▶ **What the task asks**:
Without skipping anything, write out each record below exactly.
^^^^^^^^
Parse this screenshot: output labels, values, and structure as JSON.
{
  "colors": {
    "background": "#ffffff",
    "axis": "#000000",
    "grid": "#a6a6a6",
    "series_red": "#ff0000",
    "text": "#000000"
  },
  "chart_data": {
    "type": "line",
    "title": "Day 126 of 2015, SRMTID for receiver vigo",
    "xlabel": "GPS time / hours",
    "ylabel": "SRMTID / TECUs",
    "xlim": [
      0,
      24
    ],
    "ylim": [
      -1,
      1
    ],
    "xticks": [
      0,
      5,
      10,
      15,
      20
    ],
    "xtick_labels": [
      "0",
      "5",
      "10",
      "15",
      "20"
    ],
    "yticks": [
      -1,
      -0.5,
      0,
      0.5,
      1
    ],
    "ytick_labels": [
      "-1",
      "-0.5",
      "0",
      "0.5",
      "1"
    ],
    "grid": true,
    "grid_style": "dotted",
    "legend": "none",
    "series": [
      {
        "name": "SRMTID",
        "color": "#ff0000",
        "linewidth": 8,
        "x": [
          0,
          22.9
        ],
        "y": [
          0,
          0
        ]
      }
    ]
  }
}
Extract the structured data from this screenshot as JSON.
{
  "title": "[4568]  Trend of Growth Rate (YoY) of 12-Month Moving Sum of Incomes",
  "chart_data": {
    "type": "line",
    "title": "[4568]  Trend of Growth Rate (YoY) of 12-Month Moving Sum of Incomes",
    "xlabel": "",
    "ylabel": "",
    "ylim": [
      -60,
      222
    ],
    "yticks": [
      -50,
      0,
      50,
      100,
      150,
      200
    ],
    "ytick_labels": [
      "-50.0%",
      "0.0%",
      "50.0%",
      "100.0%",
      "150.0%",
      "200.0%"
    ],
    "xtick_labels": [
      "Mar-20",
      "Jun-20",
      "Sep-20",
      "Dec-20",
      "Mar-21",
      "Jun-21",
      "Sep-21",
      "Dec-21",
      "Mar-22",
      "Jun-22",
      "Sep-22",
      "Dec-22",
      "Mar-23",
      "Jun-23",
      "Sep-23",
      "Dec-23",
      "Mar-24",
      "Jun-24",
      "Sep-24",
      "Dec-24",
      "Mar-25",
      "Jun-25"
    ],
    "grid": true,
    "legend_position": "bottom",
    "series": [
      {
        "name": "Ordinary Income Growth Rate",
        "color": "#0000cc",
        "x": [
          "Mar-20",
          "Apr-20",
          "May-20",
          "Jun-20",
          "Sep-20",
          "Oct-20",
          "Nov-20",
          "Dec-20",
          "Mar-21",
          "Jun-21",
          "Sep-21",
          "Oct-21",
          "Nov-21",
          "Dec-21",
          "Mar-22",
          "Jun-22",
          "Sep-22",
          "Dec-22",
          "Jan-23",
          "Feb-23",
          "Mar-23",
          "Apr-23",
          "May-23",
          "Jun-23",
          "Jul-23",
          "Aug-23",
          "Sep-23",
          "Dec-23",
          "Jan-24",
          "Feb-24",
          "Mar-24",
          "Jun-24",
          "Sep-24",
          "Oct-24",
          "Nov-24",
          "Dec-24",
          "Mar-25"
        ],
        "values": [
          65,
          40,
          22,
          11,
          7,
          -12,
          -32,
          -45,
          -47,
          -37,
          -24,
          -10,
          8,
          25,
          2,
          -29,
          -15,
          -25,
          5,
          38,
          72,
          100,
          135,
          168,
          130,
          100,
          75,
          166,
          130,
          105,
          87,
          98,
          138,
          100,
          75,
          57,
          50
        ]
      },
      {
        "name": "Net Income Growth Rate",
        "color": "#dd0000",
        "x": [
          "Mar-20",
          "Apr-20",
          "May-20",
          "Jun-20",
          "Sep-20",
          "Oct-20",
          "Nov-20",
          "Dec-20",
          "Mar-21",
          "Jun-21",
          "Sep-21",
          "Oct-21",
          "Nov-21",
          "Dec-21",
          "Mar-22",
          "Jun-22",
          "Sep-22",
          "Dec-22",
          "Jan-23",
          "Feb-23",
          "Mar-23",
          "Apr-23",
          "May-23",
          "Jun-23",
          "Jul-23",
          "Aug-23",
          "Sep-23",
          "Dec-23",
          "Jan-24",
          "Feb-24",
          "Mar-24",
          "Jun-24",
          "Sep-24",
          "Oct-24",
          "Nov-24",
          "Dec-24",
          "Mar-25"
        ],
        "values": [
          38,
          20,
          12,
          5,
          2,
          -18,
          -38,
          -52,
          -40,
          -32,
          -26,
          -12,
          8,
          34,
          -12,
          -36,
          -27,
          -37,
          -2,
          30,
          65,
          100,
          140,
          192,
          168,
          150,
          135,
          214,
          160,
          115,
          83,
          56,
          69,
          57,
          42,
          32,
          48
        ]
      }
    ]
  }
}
^^^^^^^^
▶ **In response**:
Parse this screenshot: output labels, values, and structure as JSON.
{
  "colors": {
    "background": "#ffffff",
    "axis": "#000000",
    "grid": "#a6a6a6",
    "series_red": "#ff0000",
    "text": "#000000"
  },
  "chart_data": {
    "type": "line",
    "title": "Day 126 of 2015, SRMTID for receiver vigo",
    "xlabel": "GPS time / hours",
    "ylabel": "SRMTID / TECUs",
    "xlim": [
      0,
      24
    ],
    "ylim": [
      -1,
      1
    ],
    "xticks": [
      0,
      5,
      10,
      15,
      20
    ],
    "xtick_labels": [
      "0",
      "5",
      "10",
      "15",
      "20"
    ],
    "yticks": [
      -1,
      -0.5,
      0,
      0.5,
      1
    ],
    "ytick_labels": [
      "-1",
      "-0.5",
      "0",
      "0.5",
      "1"
    ],
    "grid": true,
    "grid_style": "dotted",
    "legend": "none",
    "series": [
      {
        "name": "SRMTID",
        "color": "#ff0000",
        "linewidth": 8,
        "x": [
          0,
          22.9
        ],
        "y": [
          0,
          0
        ]
      }
    ]
  }
}
Extract the structured data from this screenshot as JSON.
{
  "title": "[4568]  Trend of Growth Rate (YoY) of 12-Month Moving Sum of Incomes",
  "chart_data": {
    "type": "line",
    "title": "[4568]  Trend of Growth Rate (YoY) of 12-Month Moving Sum of Incomes",
    "xlabel": "",
    "ylabel": "",
    "ylim": [
      -60,
      222
    ],
    "yticks": [
      -50,
      0,
      50,
      100,
      150,
      200
    ],
    "ytick_labels": [
      "-50.0%",
      "0.0%",
      "50.0%",
      "100.0%",
      "150.0%",
      "200.0%"
    ],
    "xtick_labels": [
      "Mar-20",
      "Jun-20",
      "Sep-20",
      "Dec-20",
      "Mar-21",
      "Jun-21",
      "Sep-21",
      "Dec-21",
      "Mar-22",
      "Jun-22",
      "Sep-22",
      "Dec-22",
      "Mar-23",
      "Jun-23",
      "Sep-23",
      "Dec-23",
      "Mar-24",
      "Jun-24",
      "Sep-24",
      "Dec-24",
      "Mar-25",
      "Jun-25"
    ],
    "grid": true,
    "legend_position": "bottom",
    "series": [
      {
        "name": "Ordinary Income Growth Rate",
        "color": "#0000cc",
        "x": [
          "Mar-20",
          "Apr-20",
          "May-20",
          "Jun-20",
          "Sep-20",
          "Oct-20",
          "Nov-20",
          "Dec-20",
          "Mar-21",
          "Jun-21",
          "Sep-21",
          "Oct-21",
          "Nov-21",
          "Dec-21",
          "Mar-22",
          "Jun-22",
          "Sep-22",
          "Dec-22",
          "Jan-23",
          "Feb-23",
          "Mar-23",
          "Apr-23",
          "May-23",
          "Jun-23",
          "Jul-23",
          "Aug-23",
          "Sep-23",
          "Dec-23",
          "Jan-24",
          "Feb-24",
          "Mar-24",
          "Jun-24",
          "Sep-24",
          "Oct-24",
          "Nov-24",
          "Dec-24",
          "Mar-25"
        ],
        "values": [
          65,
          40,
          22,
          11,
          7,
          -12,
          -32,
          -45,
          -47,
          -37,
          -24,
          -10,
          8,
          25,
          2,
          -29,
          -15,
          -25,
          5,
          38,
          72,
          100,
          135,
          168,
          130,
          100,
          75,
          166,
          130,
          105,
          87,
          98,
          138,
          100,
          75,
          57,
          50
        ]
      },
      {
        "name": "Net Income Growth Rate",
        "color": "#dd0000",
        "x": [
          "Mar-20",
          "Apr-20",
          "May-20",
          "Jun-20",
          "Sep-20",
          "Oct-20",
          "Nov-20",
          "Dec-20",
          "Mar-21",
          "Jun-21",
          "Sep-21",
          "Oct-21",
          "Nov-21",
          "Dec-21",
          "Mar-22",
          "Jun-22",
          "Sep-22",
          "Dec-22",
          "Jan-23",
          "Feb-23",
          "Mar-23",
          "Apr-23",
          "May-23",
          "Jun-23",
          "Jul-23",
          "Aug-23",
          "Sep-23",
          "Dec-23",
          "Jan-24",
          "Feb-24",
          "Mar-24",
          "Jun-24",
          "Sep-24",
          "Oct-24",
          "Nov-24",
          "Dec-24",
          "Mar-25"
        ],
        "values": [
          38,
          20,
          12,
          5,
          2,
          -18,
          -38,
          -52,
          -40,
          -32,
          -26,
          -12,
          8,
          34,
          -12,
          -36,
          -27,
          -37,
          -2,
          30,
          65,
          100,
          140,
          192,
          168,
          150,
          135,
          214,
          160,
          115,
          83,
          56,
          69,
          57,
          42,
          32,
          48
        ]
      }
    ]
  }
}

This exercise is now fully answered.